Extract all lines from the data beneath that include the word "Euler".

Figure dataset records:
——
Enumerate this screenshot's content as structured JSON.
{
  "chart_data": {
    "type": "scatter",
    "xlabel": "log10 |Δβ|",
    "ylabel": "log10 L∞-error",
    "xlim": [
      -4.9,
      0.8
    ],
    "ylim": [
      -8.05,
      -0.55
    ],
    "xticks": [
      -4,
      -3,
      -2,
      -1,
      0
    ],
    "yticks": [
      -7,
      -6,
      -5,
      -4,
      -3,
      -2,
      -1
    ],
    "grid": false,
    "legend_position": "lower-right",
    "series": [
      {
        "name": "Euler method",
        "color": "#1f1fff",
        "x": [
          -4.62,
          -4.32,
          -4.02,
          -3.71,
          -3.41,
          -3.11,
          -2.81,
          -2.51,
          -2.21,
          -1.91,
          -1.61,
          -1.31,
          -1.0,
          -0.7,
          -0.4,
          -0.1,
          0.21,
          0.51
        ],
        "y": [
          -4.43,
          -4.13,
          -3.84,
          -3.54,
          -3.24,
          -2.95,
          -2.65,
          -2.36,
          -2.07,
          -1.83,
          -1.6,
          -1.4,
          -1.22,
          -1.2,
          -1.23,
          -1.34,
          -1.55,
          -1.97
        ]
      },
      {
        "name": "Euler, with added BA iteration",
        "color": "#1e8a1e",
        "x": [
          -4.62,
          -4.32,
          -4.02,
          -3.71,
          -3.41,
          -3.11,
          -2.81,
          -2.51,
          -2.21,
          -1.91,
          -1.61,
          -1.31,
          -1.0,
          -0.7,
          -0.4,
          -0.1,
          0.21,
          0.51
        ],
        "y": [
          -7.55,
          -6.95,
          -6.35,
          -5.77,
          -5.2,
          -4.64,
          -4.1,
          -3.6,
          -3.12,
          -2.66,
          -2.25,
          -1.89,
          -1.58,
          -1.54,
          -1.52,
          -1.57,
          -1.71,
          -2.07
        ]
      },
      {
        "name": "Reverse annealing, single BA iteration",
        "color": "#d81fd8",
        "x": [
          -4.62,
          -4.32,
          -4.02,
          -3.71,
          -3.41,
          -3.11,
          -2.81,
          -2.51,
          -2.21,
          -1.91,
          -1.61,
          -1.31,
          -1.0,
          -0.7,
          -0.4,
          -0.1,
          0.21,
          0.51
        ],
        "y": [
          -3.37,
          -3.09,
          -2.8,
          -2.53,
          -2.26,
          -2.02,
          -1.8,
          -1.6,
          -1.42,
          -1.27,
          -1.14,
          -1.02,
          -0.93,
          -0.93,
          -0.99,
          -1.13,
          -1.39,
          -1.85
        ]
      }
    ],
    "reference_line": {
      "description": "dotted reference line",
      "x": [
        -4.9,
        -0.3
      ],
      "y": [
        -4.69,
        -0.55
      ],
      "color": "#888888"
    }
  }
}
——
→ RESULT
        "name": "Euler method",
        "name": "Euler, with added BA iteration",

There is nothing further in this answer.